Your copy of the material must match it exactly, except that pictures are dropped.

====== DATA LISTING

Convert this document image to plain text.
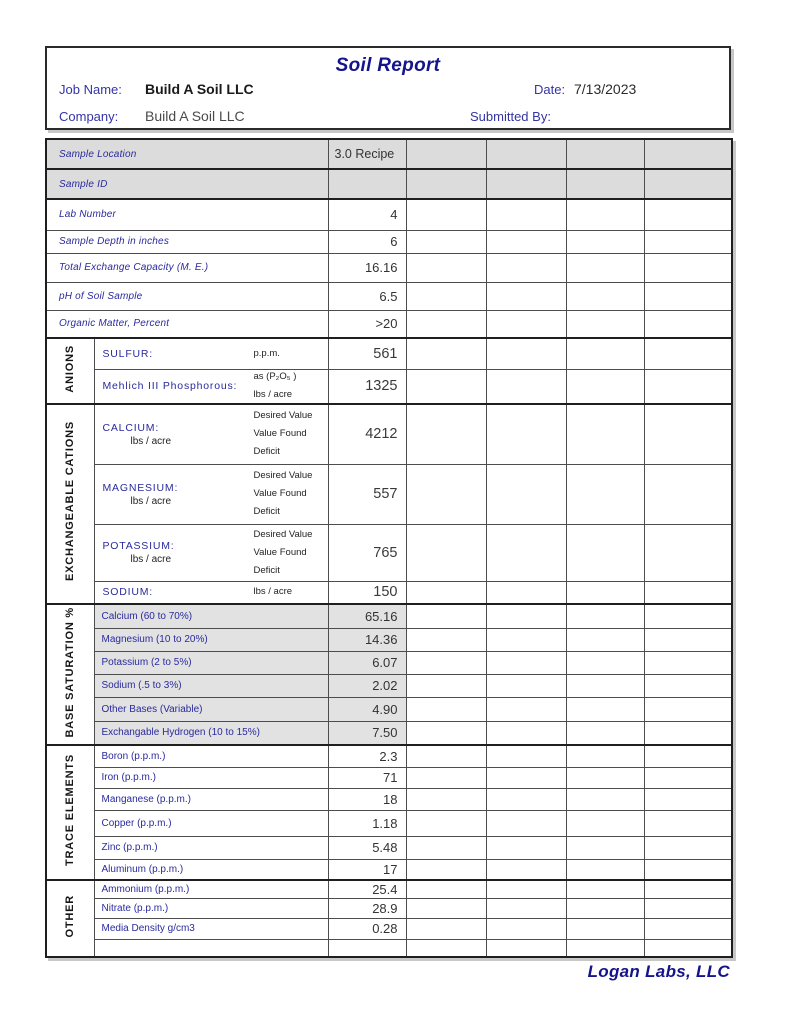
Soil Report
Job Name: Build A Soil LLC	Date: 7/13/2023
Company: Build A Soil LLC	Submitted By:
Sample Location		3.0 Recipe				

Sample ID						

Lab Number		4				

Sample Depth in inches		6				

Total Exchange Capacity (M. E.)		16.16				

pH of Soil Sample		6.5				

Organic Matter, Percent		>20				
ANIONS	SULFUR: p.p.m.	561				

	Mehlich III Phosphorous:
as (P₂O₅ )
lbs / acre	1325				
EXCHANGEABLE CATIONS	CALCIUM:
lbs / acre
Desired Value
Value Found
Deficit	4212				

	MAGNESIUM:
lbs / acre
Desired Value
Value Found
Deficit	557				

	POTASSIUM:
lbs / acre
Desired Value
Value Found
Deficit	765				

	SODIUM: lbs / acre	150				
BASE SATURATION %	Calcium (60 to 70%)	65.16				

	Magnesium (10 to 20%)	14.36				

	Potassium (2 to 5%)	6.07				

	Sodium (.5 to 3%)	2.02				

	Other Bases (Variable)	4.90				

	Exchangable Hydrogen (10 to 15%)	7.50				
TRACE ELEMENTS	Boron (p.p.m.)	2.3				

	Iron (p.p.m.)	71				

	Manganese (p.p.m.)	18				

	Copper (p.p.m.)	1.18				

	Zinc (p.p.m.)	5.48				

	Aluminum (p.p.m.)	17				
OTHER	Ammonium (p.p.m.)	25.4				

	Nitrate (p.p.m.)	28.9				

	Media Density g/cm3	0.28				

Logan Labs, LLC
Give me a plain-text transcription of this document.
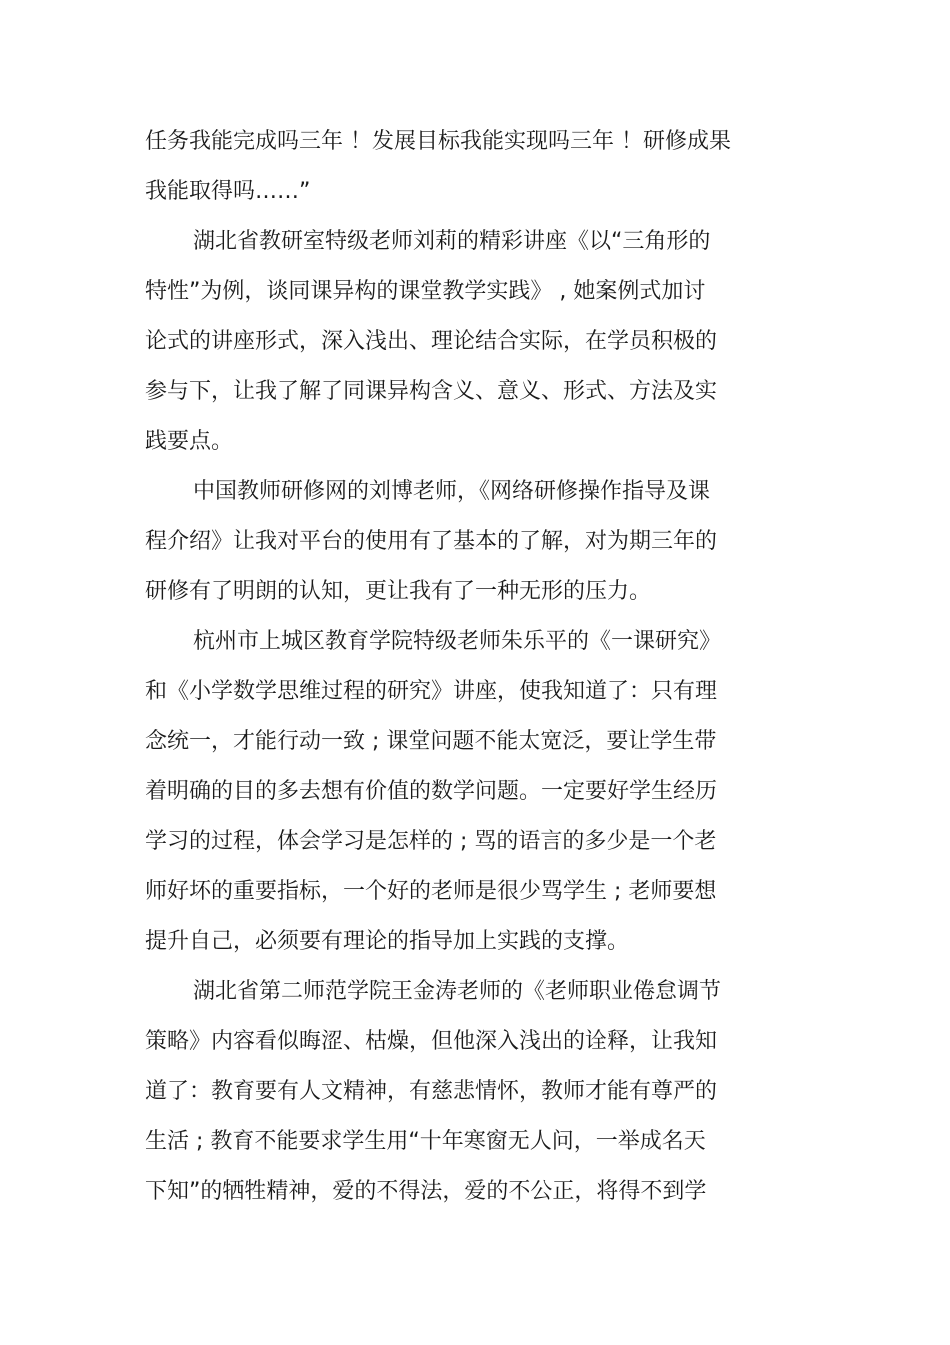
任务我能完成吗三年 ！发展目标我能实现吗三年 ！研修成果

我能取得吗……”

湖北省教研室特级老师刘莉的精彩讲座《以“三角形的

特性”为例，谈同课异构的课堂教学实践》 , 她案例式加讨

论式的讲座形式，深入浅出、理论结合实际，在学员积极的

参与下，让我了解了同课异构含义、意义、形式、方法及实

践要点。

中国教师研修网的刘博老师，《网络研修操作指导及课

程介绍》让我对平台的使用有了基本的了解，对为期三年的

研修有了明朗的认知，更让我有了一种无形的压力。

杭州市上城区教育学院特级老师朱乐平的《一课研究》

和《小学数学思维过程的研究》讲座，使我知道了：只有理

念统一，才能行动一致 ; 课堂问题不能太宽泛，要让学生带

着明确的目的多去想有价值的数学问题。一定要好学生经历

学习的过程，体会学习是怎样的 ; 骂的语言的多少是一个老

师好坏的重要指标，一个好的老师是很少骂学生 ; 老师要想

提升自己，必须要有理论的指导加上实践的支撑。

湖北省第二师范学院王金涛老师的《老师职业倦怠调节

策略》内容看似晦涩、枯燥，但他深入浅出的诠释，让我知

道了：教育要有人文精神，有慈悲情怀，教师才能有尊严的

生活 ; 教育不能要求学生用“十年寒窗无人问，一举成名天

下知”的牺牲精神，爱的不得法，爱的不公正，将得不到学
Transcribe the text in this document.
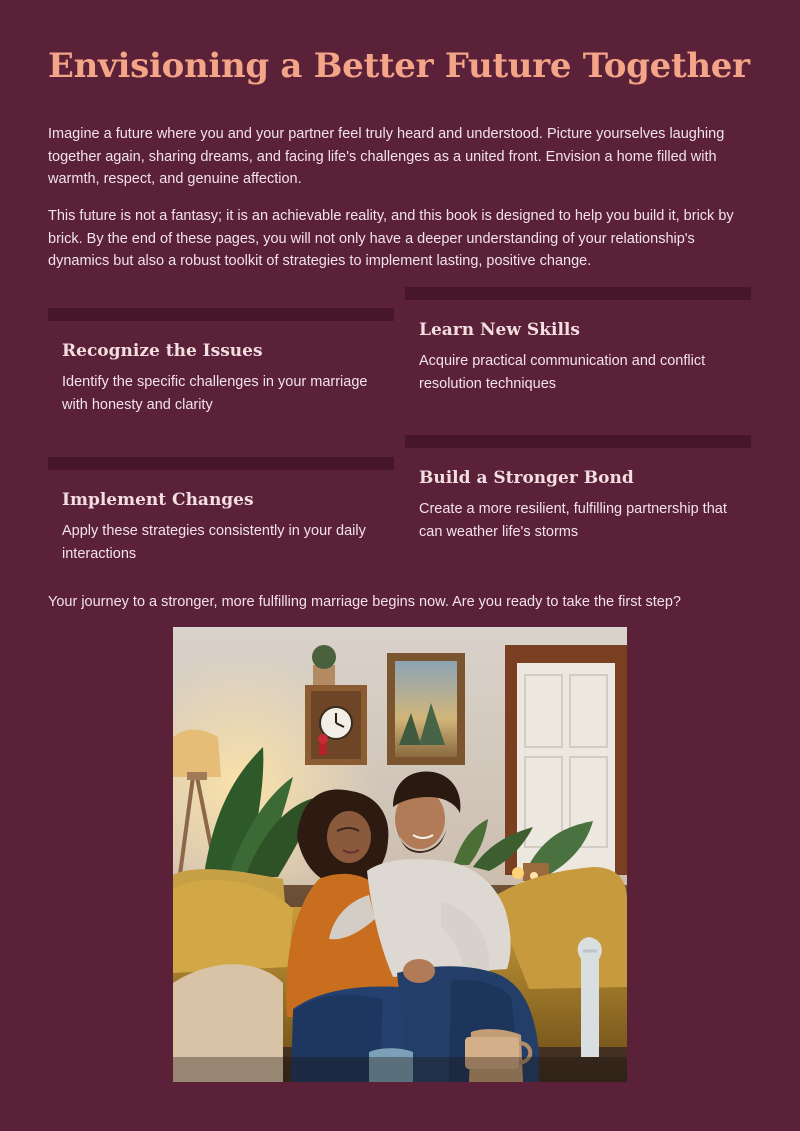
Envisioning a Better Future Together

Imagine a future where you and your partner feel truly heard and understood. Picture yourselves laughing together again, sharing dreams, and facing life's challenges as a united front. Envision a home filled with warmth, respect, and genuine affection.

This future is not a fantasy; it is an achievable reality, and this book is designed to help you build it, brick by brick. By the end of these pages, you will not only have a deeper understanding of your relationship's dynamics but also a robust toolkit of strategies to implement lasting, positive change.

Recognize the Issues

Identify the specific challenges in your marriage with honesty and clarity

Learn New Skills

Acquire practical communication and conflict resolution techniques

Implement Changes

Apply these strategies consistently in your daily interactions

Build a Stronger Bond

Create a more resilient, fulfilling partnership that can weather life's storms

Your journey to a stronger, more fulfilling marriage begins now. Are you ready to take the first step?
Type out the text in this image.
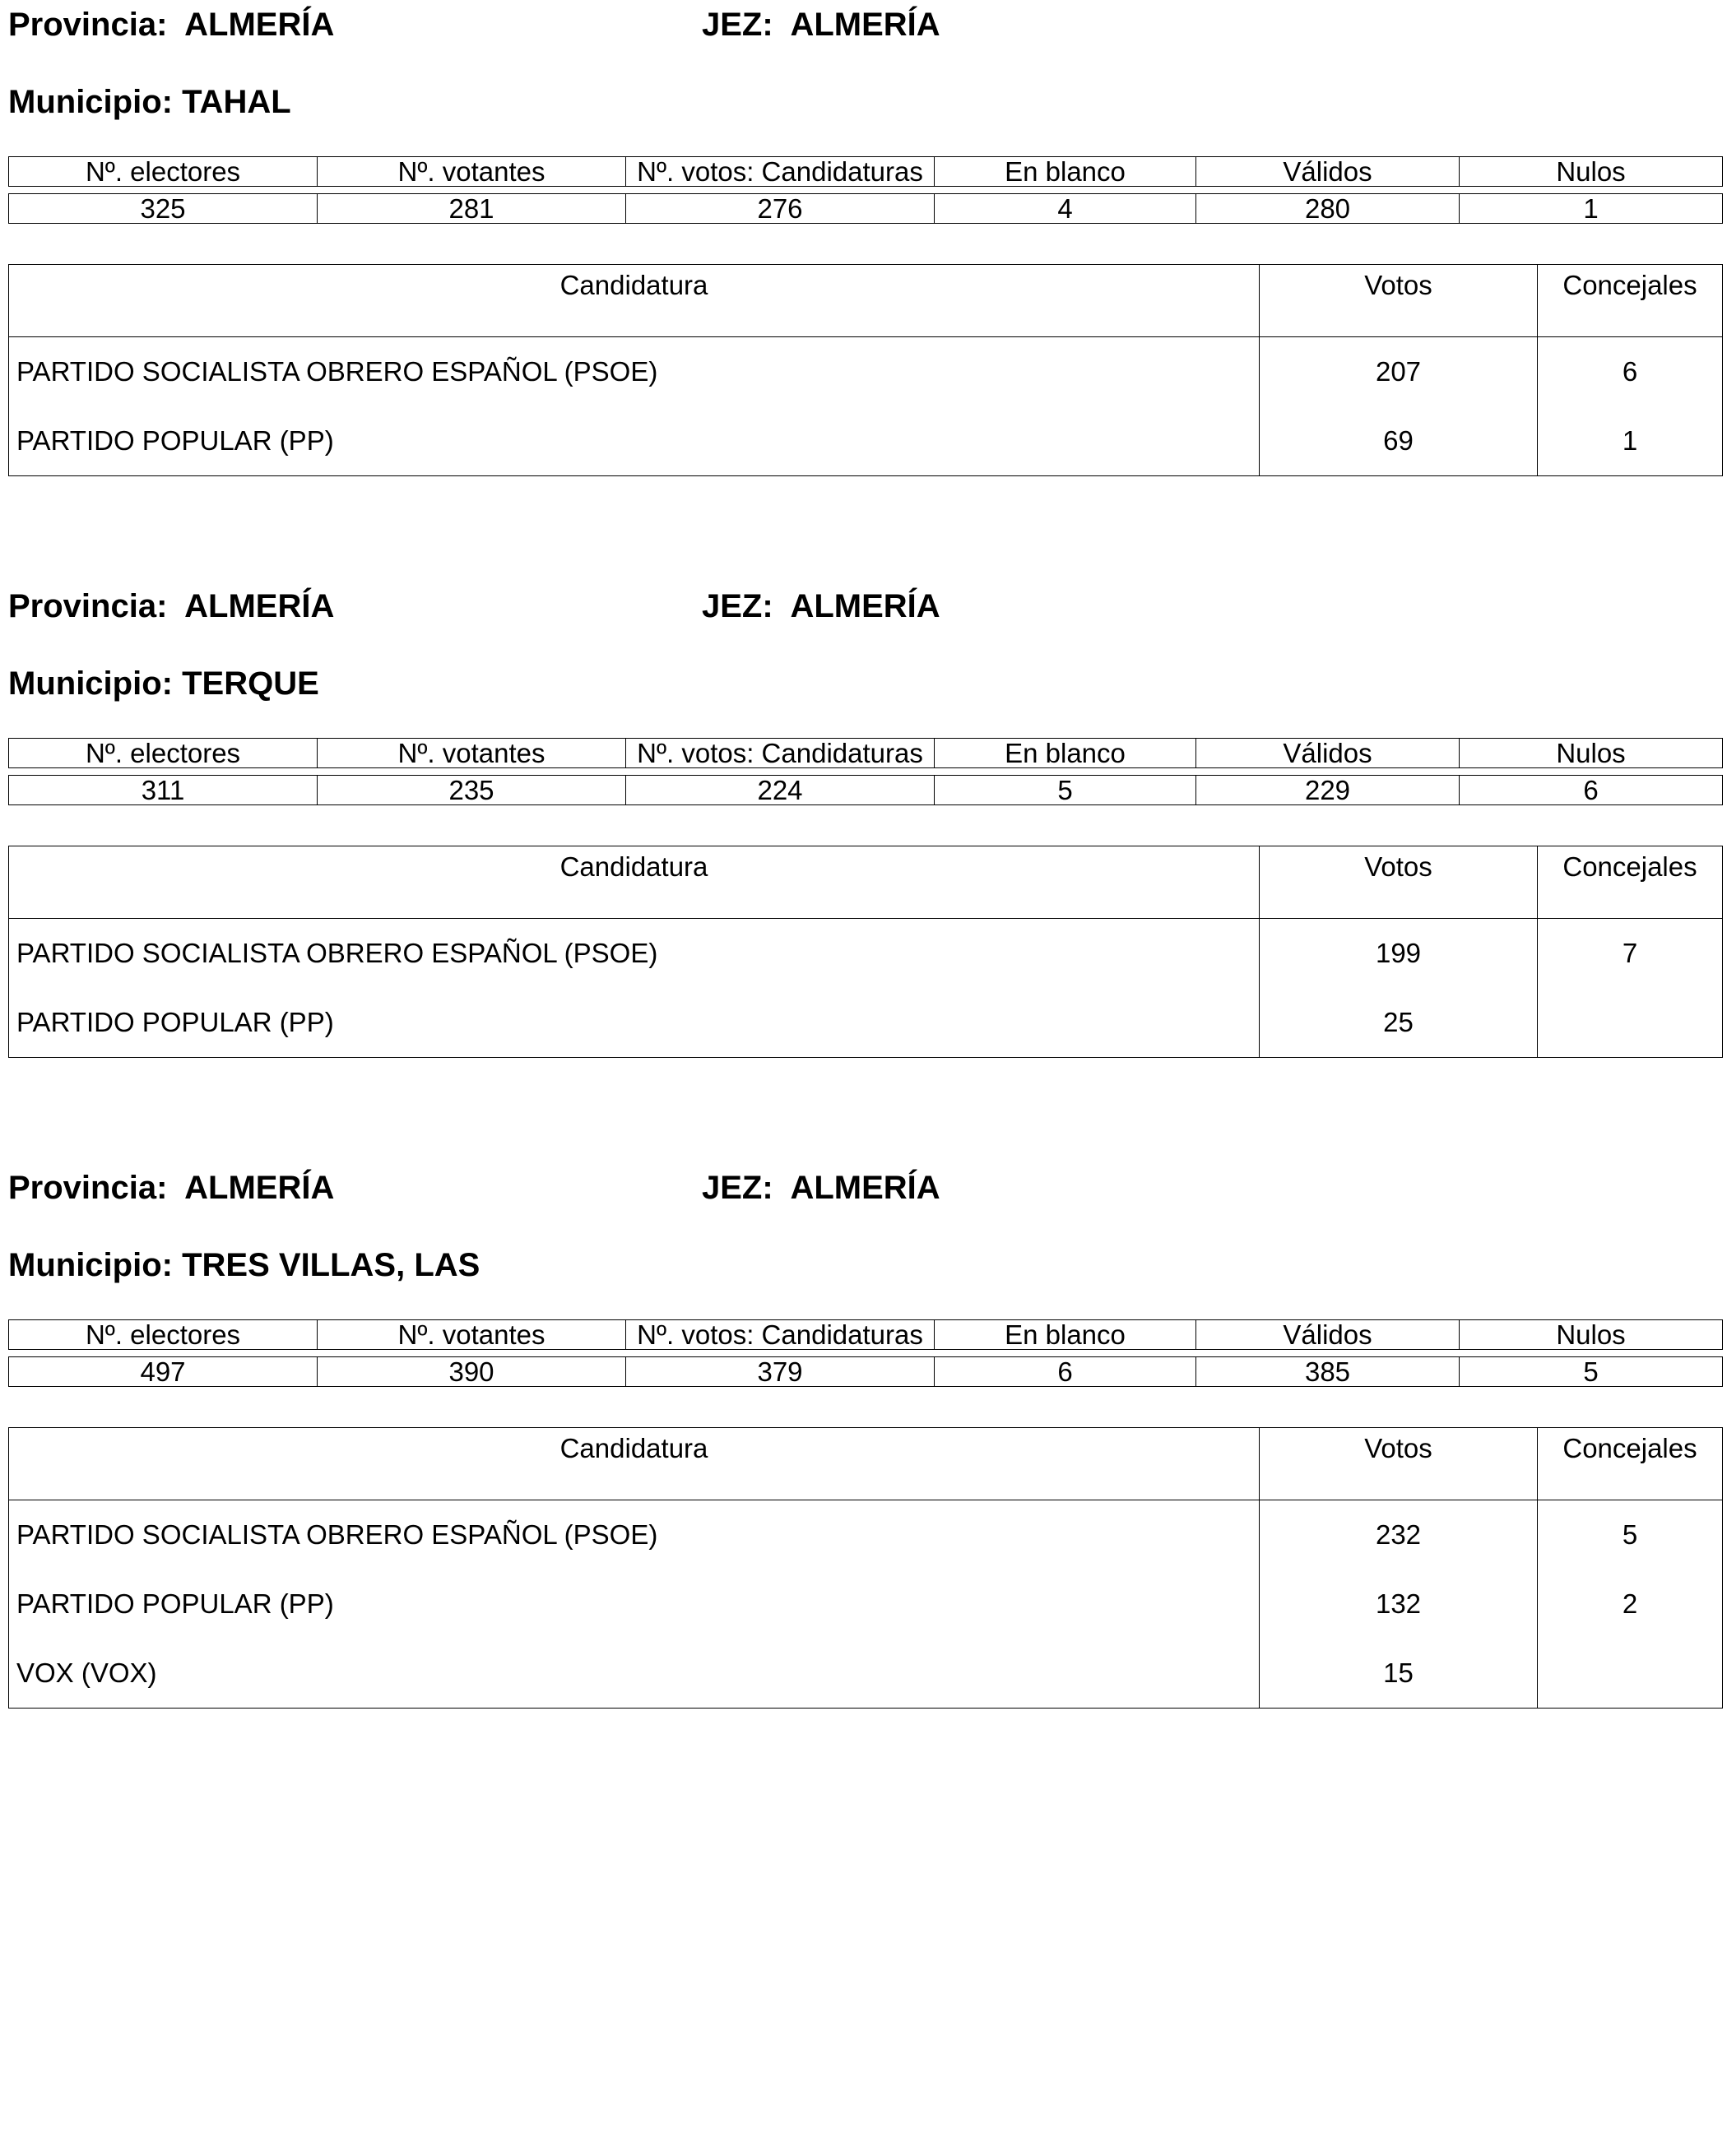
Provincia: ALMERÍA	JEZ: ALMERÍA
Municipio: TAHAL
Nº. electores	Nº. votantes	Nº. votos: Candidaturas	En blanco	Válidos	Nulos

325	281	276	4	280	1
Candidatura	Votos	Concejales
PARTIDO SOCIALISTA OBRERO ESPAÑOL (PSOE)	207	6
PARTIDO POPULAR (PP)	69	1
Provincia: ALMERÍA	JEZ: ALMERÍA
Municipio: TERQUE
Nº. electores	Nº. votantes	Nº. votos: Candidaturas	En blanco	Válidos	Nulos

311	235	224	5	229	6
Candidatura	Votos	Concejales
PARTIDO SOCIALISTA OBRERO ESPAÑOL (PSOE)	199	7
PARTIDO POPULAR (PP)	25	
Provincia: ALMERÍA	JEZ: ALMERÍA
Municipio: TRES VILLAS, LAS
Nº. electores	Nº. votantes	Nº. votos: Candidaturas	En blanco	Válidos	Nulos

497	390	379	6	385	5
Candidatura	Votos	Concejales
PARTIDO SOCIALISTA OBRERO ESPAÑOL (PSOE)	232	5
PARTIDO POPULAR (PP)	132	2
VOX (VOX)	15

============

EXPECTED ANSWER:
Convert this document image to plain text.
Soil Report
Job Name: Build A Soil LLC	Date: 7/13/2023
Company: Build A Soil LLC	Submitted By:
Sample Location		3.0 Recipe				

Sample ID						

Lab Number		4				

Sample Depth in inches		6				

Total Exchange Capacity (M. E.)		16.16				

pH of Soil Sample		6.5				

Organic Matter, Percent		>20				
ANIONS	SULFUR: p.p.m.	561				

	Mehlich III Phosphorous:
as (P₂O₅ )
lbs / acre	1325				
EXCHANGEABLE CATIONS	CALCIUM:
lbs / acre
Desired Value
Value Found
Deficit	4212				

	MAGNESIUM:
lbs / acre
Desired Value
Value Found
Deficit	557				

	POTASSIUM:
lbs / acre
Desired Value
Value Found
Deficit	765				

	SODIUM: lbs / acre	150				
BASE SATURATION %	Calcium (60 to 70%)	65.16				

	Magnesium (10 to 20%)	14.36				

	Potassium (2 to 5%)	6.07				

	Sodium (.5 to 3%)	2.02				

	Other Bases (Variable)	4.90				

	Exchangable Hydrogen (10 to 15%)	7.50				
TRACE ELEMENTS	Boron (p.p.m.)	2.3				

	Iron (p.p.m.)	71				

	Manganese (p.p.m.)	18				

	Copper (p.p.m.)	1.18				

	Zinc (p.p.m.)	5.48				

	Aluminum (p.p.m.)	17				
OTHER	Ammonium (p.p.m.)	25.4				

	Nitrate (p.p.m.)	28.9				

	Media Density g/cm3	0.28				

Logan Labs, LLC
Give me a plain-text transcription of this document.
任务我能完成吗三年 ！发展目标我能实现吗三年 ！研修成果

我能取得吗……”

湖北省教研室特级老师刘莉的精彩讲座《以“三角形的

特性”为例，谈同课异构的课堂教学实践》 , 她案例式加讨

论式的讲座形式，深入浅出、理论结合实际，在学员积极的

参与下，让我了解了同课异构含义、意义、形式、方法及实

践要点。

中国教师研修网的刘博老师，《网络研修操作指导及课

程介绍》让我对平台的使用有了基本的了解，对为期三年的

研修有了明朗的认知，更让我有了一种无形的压力。

杭州市上城区教育学院特级老师朱乐平的《一课研究》

和《小学数学思维过程的研究》讲座，使我知道了：只有理

念统一，才能行动一致 ; 课堂问题不能太宽泛，要让学生带

着明确的目的多去想有价值的数学问题。一定要好学生经历

学习的过程，体会学习是怎样的 ; 骂的语言的多少是一个老

师好坏的重要指标，一个好的老师是很少骂学生 ; 老师要想

提升自己，必须要有理论的指导加上实践的支撑。

湖北省第二师范学院王金涛老师的《老师职业倦怠调节

策略》内容看似晦涩、枯燥，但他深入浅出的诠释，让我知

道了：教育要有人文精神，有慈悲情怀，教师才能有尊严的

生活 ; 教育不能要求学生用“十年寒窗无人问，一举成名天

下知”的牺牲精神，爱的不得法，爱的不公正，将得不到学
Transcribe the text in this document.
Envisioning a Better Future Together

Imagine a future where you and your partner feel truly heard and understood. Picture yourselves laughing together again, sharing dreams, and facing life's challenges as a united front. Envision a home filled with warmth, respect, and genuine affection.

This future is not a fantasy; it is an achievable reality, and this book is designed to help you build it, brick by brick. By the end of these pages, you will not only have a deeper understanding of your relationship's dynamics but also a robust toolkit of strategies to implement lasting, positive change.

Recognize the Issues

Identify the specific challenges in your marriage with honesty and clarity

Learn New Skills

Acquire practical communication and conflict resolution techniques

Implement Changes

Apply these strategies consistently in your daily interactions

Build a Stronger Bond

Create a more resilient, fulfilling partnership that can weather life's storms

Your journey to a stronger, more fulfilling marriage begins now. Are you ready to take the first step?
Type out the text in this image.
Provincia: ALMERÍA	JEZ: ALMERÍA
Municipio: TAHAL
Nº. electores	Nº. votantes	Nº. votos: Candidaturas	En blanco	Válidos	Nulos

325	281	276	4	280	1
Candidatura	Votos	Concejales
PARTIDO SOCIALISTA OBRERO ESPAÑOL (PSOE)	207	6
PARTIDO POPULAR (PP)	69	1
Provincia: ALMERÍA	JEZ: ALMERÍA
Municipio: TERQUE
Nº. electores	Nº. votantes	Nº. votos: Candidaturas	En blanco	Válidos	Nulos

311	235	224	5	229	6
Candidatura	Votos	Concejales
PARTIDO SOCIALISTA OBRERO ESPAÑOL (PSOE)	199	7
PARTIDO POPULAR (PP)	25	
Provincia: ALMERÍA	JEZ: ALMERÍA
Municipio: TRES VILLAS, LAS
Nº. electores	Nº. votantes	Nº. votos: Candidaturas	En blanco	Válidos	Nulos

497	390	379	6	385	5
Candidatura	Votos	Concejales
PARTIDO SOCIALISTA OBRERO ESPAÑOL (PSOE)	232	5
PARTIDO POPULAR (PP)	132	2
VOX (VOX)	15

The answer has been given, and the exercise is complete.